(Task instructions):
Scan the data below for the string "document". Show every line where it turns up.

(Stored records)
------------------------------------------------------------------------

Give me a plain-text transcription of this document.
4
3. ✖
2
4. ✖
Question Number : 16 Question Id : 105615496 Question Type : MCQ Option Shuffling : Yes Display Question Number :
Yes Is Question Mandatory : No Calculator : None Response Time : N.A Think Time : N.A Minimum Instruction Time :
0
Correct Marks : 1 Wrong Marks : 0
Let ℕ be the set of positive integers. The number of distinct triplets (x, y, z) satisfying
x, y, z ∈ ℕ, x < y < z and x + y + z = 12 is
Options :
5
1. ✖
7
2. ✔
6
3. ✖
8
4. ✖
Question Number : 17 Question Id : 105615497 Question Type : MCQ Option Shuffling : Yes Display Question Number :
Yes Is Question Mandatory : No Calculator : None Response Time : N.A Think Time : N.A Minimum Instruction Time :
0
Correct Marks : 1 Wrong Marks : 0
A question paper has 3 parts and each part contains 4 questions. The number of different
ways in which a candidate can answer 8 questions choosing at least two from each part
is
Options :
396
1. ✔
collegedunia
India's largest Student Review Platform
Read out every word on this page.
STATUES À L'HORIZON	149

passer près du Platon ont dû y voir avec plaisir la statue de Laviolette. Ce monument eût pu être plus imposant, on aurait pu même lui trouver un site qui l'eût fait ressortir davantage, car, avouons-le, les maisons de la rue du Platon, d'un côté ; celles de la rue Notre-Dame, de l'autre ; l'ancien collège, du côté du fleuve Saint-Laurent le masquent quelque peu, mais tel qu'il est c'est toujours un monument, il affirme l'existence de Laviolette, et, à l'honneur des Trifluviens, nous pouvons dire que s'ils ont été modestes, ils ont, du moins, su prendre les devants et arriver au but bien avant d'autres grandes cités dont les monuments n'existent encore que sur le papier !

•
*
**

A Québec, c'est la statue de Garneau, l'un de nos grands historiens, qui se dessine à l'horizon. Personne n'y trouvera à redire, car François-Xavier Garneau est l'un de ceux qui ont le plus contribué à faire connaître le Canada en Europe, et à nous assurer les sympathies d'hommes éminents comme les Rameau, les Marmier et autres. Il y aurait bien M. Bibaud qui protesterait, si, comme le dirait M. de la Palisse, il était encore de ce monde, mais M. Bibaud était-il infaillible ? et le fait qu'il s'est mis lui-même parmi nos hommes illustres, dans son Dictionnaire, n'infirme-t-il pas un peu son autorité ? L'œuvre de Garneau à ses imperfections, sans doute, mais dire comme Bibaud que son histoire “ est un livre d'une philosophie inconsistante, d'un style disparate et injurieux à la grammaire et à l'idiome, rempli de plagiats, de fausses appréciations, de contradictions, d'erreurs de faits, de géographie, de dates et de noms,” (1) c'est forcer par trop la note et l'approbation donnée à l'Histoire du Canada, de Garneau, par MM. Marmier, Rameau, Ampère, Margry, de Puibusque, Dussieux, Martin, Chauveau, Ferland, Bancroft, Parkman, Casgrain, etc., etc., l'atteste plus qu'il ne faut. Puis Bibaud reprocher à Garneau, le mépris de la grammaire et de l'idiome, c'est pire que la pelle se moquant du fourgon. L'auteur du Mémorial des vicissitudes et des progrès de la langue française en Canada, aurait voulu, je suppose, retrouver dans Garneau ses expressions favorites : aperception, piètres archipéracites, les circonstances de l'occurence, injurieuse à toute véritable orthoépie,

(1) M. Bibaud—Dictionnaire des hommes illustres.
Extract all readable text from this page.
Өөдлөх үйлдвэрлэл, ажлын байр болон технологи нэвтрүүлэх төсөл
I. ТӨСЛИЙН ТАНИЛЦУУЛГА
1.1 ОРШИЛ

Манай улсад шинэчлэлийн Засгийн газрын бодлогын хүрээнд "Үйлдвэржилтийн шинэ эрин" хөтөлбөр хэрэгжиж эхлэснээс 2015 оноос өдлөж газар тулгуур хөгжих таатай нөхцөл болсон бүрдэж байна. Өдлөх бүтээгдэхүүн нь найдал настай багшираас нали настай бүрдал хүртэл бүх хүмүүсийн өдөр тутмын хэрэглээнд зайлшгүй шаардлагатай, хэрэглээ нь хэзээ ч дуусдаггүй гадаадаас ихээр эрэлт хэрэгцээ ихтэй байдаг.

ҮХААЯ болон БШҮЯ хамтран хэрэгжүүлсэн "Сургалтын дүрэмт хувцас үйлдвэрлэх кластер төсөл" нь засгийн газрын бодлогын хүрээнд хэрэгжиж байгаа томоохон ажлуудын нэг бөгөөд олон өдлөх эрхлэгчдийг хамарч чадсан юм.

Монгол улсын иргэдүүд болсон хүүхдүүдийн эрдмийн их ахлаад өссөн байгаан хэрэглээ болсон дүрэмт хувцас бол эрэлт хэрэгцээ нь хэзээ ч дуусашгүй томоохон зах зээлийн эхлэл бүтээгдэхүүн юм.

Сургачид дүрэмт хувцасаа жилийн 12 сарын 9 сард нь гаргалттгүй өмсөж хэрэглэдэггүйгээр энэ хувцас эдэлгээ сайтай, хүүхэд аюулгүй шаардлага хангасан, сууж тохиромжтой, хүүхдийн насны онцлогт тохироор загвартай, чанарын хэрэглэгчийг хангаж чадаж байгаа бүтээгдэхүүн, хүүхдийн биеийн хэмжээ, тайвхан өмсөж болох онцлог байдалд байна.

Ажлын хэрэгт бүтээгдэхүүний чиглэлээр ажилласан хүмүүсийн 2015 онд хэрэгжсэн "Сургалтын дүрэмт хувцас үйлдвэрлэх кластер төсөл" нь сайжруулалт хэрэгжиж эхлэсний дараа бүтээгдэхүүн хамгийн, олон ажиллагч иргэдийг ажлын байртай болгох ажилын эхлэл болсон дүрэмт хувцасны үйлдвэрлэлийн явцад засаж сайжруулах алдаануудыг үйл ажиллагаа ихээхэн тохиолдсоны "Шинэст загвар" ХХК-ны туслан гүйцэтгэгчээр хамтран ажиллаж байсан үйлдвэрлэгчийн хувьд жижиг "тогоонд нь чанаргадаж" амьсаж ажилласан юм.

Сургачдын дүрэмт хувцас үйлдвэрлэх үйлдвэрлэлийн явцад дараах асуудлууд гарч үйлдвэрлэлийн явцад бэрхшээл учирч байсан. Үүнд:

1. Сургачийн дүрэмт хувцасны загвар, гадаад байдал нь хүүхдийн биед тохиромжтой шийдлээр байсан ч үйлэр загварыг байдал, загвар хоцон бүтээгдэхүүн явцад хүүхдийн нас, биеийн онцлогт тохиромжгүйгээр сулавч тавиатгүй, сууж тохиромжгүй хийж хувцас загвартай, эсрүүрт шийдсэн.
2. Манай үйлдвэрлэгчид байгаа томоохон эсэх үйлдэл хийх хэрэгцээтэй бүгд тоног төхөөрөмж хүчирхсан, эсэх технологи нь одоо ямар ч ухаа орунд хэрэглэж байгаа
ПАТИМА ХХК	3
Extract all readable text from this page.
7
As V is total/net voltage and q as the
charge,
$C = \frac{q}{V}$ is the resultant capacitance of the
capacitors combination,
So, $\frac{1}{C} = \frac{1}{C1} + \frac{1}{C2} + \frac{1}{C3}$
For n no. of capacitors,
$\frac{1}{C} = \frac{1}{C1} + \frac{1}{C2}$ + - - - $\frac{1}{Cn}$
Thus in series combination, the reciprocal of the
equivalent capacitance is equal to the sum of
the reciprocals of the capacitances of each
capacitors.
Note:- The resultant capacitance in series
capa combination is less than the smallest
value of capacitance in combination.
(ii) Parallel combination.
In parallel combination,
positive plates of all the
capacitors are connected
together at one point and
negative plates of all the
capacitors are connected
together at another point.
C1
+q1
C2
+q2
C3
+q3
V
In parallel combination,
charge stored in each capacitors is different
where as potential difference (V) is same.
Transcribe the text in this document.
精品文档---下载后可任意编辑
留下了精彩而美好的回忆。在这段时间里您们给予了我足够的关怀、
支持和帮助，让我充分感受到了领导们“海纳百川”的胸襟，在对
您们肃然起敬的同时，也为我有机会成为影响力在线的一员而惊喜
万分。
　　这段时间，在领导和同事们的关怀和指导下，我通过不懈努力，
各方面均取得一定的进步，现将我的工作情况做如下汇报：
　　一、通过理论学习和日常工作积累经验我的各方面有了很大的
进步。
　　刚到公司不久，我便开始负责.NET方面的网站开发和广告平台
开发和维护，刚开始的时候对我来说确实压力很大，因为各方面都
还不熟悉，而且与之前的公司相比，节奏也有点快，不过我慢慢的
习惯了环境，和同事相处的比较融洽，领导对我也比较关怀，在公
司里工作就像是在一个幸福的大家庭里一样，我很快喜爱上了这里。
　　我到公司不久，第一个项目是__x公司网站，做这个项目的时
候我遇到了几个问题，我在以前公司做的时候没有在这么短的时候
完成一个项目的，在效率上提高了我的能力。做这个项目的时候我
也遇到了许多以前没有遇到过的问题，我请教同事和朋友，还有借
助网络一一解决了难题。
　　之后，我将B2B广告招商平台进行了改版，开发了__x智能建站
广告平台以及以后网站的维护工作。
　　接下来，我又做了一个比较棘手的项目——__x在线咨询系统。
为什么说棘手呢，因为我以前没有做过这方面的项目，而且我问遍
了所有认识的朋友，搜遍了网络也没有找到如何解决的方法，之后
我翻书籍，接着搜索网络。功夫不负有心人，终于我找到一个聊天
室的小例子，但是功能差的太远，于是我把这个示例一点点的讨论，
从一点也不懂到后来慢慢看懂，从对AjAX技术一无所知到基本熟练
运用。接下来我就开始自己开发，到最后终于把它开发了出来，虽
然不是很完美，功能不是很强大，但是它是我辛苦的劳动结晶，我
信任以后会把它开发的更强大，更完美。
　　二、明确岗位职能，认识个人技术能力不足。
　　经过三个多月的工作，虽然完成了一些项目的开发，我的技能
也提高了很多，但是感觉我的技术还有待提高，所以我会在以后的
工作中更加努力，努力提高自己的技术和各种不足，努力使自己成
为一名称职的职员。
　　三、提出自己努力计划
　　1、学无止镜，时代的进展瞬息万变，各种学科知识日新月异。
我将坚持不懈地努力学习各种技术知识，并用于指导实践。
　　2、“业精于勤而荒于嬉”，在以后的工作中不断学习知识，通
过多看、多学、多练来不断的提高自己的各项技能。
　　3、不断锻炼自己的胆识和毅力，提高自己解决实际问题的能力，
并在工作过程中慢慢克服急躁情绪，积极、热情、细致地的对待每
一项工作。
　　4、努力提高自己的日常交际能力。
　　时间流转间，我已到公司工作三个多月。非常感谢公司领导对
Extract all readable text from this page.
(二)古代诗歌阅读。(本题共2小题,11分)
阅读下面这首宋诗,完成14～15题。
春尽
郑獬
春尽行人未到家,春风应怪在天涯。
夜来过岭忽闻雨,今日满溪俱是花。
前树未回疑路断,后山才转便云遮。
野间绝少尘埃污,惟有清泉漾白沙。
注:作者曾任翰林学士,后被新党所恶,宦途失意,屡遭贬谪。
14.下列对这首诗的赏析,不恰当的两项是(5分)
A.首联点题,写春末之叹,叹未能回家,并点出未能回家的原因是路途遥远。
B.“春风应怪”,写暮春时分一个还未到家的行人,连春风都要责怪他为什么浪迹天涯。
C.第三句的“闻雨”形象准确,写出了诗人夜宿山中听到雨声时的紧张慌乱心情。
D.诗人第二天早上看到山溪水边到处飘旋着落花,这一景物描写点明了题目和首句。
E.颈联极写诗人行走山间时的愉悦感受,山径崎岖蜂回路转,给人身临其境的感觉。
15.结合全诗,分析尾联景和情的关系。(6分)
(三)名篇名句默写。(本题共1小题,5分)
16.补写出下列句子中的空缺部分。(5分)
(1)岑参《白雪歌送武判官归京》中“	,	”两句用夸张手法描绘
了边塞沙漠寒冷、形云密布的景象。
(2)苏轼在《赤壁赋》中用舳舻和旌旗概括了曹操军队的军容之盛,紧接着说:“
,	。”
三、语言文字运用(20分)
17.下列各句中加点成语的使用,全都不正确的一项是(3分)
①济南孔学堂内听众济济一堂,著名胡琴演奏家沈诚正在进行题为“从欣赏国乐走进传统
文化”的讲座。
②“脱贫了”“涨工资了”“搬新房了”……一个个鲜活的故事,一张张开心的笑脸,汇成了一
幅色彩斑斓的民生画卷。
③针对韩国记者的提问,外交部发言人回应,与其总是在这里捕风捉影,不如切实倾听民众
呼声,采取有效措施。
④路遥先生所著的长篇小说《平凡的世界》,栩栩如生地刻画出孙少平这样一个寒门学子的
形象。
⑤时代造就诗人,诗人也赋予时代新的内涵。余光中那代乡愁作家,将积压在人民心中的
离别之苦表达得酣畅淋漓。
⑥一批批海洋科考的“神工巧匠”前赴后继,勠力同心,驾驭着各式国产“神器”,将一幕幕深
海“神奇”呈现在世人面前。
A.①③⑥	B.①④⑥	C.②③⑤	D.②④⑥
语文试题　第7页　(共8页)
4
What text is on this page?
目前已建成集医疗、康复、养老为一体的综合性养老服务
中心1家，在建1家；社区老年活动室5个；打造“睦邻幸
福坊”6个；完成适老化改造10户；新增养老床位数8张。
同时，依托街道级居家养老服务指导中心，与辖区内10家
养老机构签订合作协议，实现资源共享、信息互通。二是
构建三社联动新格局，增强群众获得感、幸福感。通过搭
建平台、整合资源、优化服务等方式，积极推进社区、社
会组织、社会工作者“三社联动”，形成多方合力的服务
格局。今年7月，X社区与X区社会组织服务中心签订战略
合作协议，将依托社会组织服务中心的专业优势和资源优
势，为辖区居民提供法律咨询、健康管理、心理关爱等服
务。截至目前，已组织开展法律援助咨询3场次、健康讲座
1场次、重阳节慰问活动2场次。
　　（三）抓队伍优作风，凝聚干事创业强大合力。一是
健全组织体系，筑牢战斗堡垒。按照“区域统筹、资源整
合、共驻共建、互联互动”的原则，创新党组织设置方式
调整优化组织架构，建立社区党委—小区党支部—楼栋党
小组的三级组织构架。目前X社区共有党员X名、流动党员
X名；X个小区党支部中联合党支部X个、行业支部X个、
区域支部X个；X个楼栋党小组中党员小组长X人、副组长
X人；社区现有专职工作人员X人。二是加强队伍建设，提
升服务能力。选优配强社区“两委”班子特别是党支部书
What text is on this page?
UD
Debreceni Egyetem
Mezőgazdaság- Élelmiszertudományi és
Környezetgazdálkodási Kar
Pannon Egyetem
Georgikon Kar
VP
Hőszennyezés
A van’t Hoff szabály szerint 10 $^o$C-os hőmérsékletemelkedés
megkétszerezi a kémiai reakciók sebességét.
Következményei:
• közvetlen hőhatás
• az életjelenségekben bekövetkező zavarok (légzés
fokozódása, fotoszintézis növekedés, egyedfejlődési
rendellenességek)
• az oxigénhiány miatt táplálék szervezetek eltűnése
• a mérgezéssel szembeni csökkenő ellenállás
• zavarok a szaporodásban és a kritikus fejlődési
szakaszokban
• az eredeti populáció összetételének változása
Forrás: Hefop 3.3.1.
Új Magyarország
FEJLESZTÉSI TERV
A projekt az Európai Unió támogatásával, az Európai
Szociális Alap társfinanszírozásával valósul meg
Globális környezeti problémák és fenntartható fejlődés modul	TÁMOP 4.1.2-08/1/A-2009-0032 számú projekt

------------------------------------------------------------------------

(Response to this task):
Give me a plain-text transcription of this document.
Transcribe the text in this document.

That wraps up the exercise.